:: Vorliegender Auszug ::

Graz: „Der fliegende Holländer“

Kuriose Regie-Ideen

„Seit der ersten Aufführung eines Werkes Richard Wagners in Österreich im damaligen Opernhaus (Tannhäuser, 20. Januar 1854) darf Graz als Wagner-Stadt gelten. Seit Wagners Todesjahr 1883 besteht in Graz einer der weltweit ältesten Wagner-Vereine.“ Das schreibt das wagner.forum.graz , das vor rund 30 Jahren die Nachfolge des ursprünglichen Wagner-Vereins angetreten hat und seither sehr verdienstvolle Kulturarbeit leistet.

Seit 2015/16 leitet Nora Schmid die Oper Graz – ab der Spielzeit 2024/25 wird sie als Intendantin an die Semperoper Dresden zurückkehren, wo sie davor bereits als Chefdramaturgin tätig war. In Schmids Intendanz gab es in der „Wagner-Stadt Graz“ bisher nur einmal Wagner: im September 2016 einen vielbeachteten Tristan. Nun folgte der Holländer, dessen Premiere corona-bedingt in diese Saison verschoben musste.

:::
:: Rohdaten ::

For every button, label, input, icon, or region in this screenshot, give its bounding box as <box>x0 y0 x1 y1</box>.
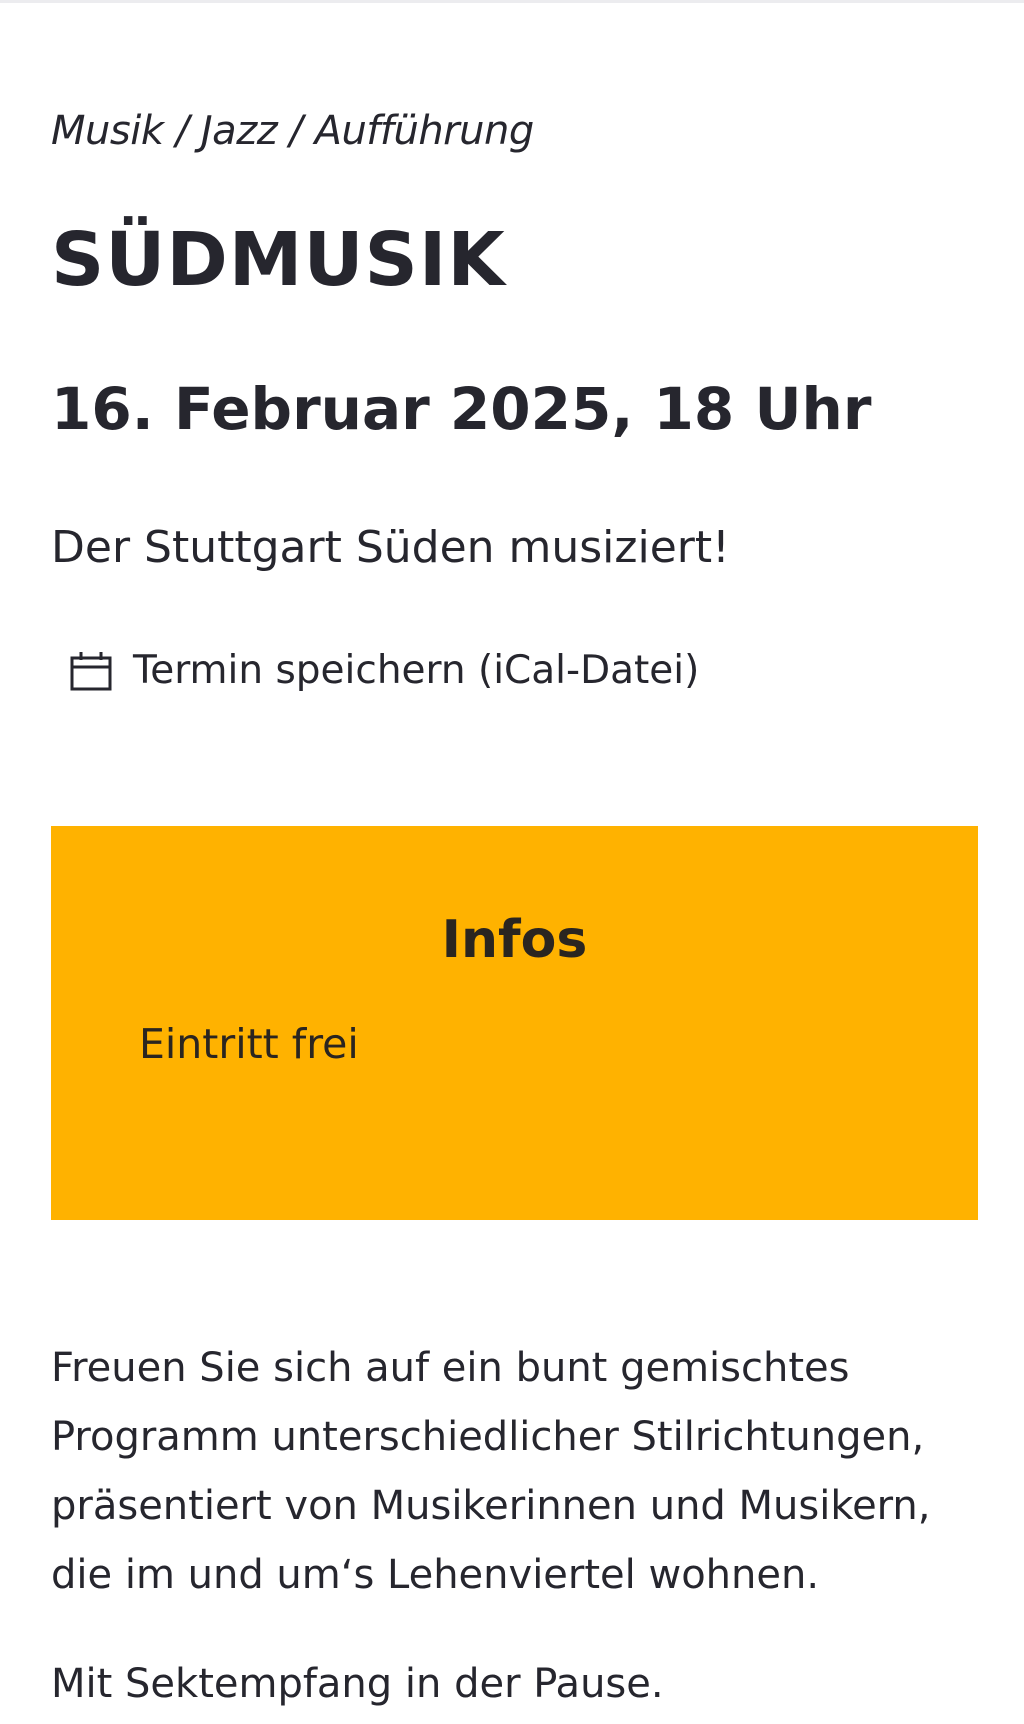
calendar-icon <box>69 649 113 693</box>
description-paragraph-2: Mit Sektempfang in der Pause. <box>51 1661 664 1707</box>
info-text: Eintritt frei <box>139 1020 359 1068</box>
top-divider <box>0 0 1024 3</box>
save-date-label: Termin speichern (iCal-Datei) <box>133 648 700 693</box>
event-category: Musik / Jazz / Aufführung <box>51 108 534 154</box>
event-date: 16. Februar 2025, 18 Uhr <box>51 375 872 443</box>
save-date-link[interactable]: Termin speichern (iCal-Datei) <box>69 648 699 693</box>
description-paragraph: Freuen Sie sich auf ein bunt gemischtes … <box>51 1345 931 1598</box>
info-heading: Infos <box>441 910 588 970</box>
event-title: SÜDMUSIK <box>51 217 506 303</box>
event-subtitle: Der Stuttgart Süden musiziert! <box>51 522 730 573</box>
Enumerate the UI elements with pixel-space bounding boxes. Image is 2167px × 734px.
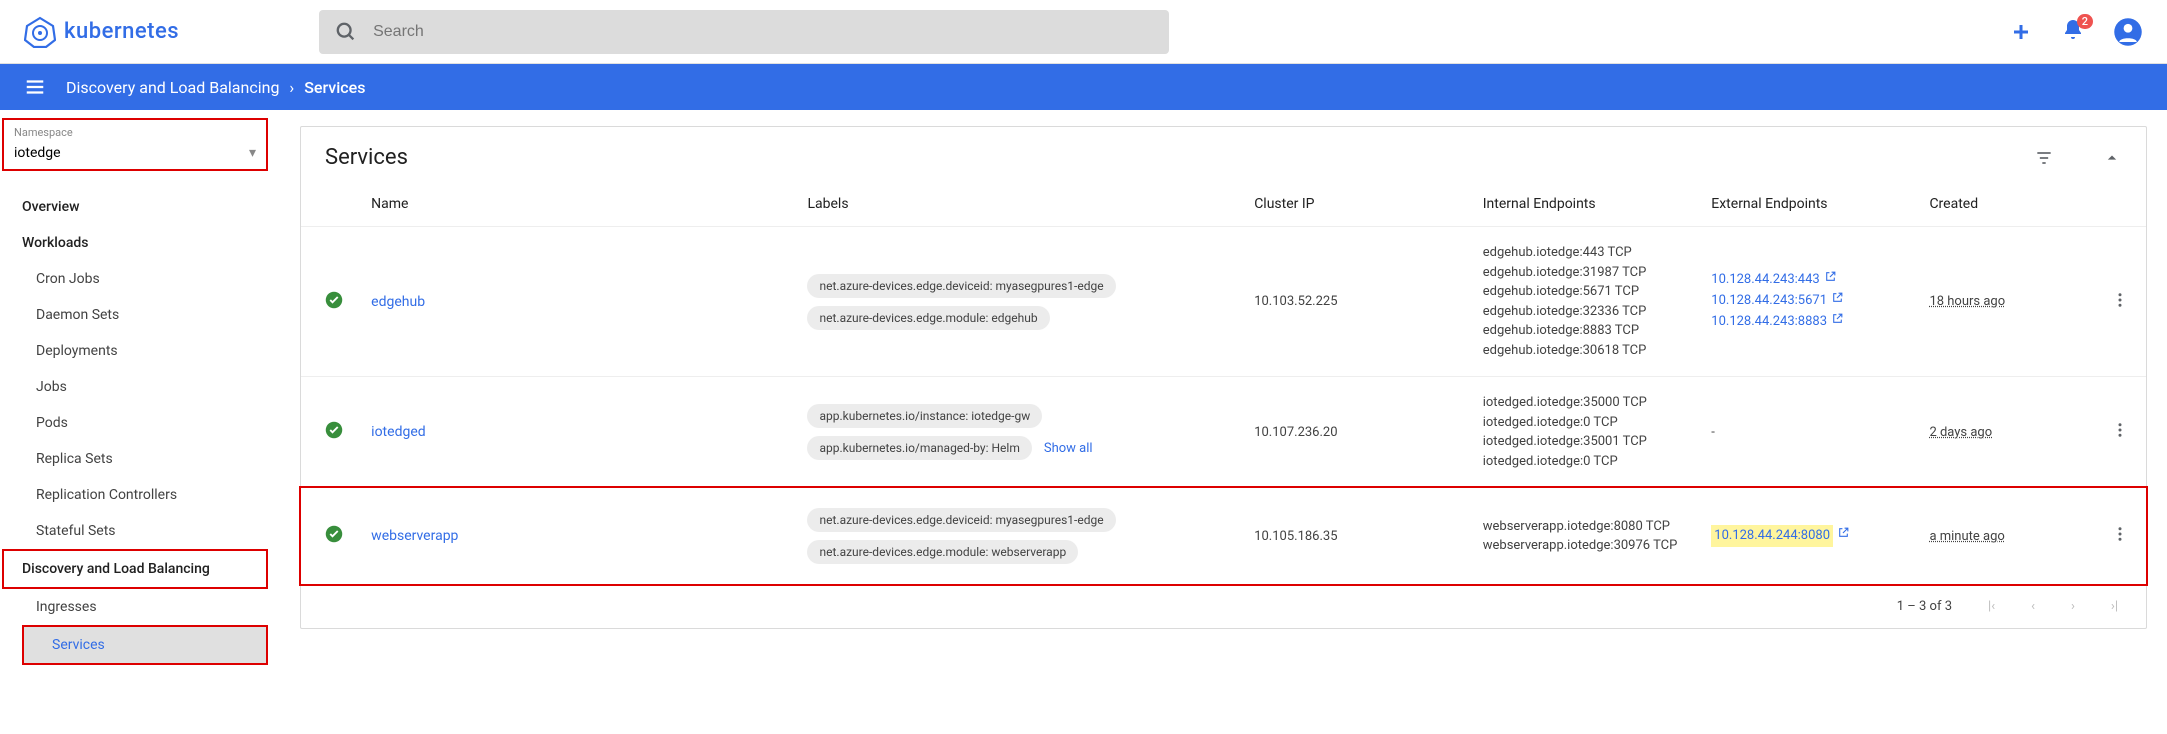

:::

#### Aufgaben
(1) Beantworte anhand des Auszugs über die Grazer Oper:
(a) Welches Werk Wagners wurde als erstes in Österreich aufgeführt, und an welchem Datum?
(b) Seit welcher Spielzeit leitet Nora Schmid die Oper Graz?
(c) Welches Wagner-Werk wurde im September 2016 in Graz gezeigt?
(2) Gib den Abschnitt des Auszugs über die Grazer Oper zwischen „Seit 2015/16 leitet“ und „Saison verschoben musste.“ einschließlich wortgetreu wieder.
Die Zeilen sind eigenständiges Material und gehören nicht zum Auszug.

#### Vollständige Antworten
(1)
(a) Tannhäuser, am 20. Januar 1854
(b) Seit 2015/16
(c) Tristan

(2)
Seit 2015/16 leitet Nora Schmid die Oper Graz – ab der Spielzeit 2024/25 wird sie als Intendantin an die Semperoper Dresden zurückkehren, wo sie davor bereits als Chefdramaturgin tätig war. In Schmids Intendanz gab es in der „Wagner-Stadt Graz“ bisher nur einmal Wagner: im September 2016 einen vielbeachteten Tristan. Nun folgte der Holländer, dessen Premiere corona-bedingt in diese Saison verschoben musste.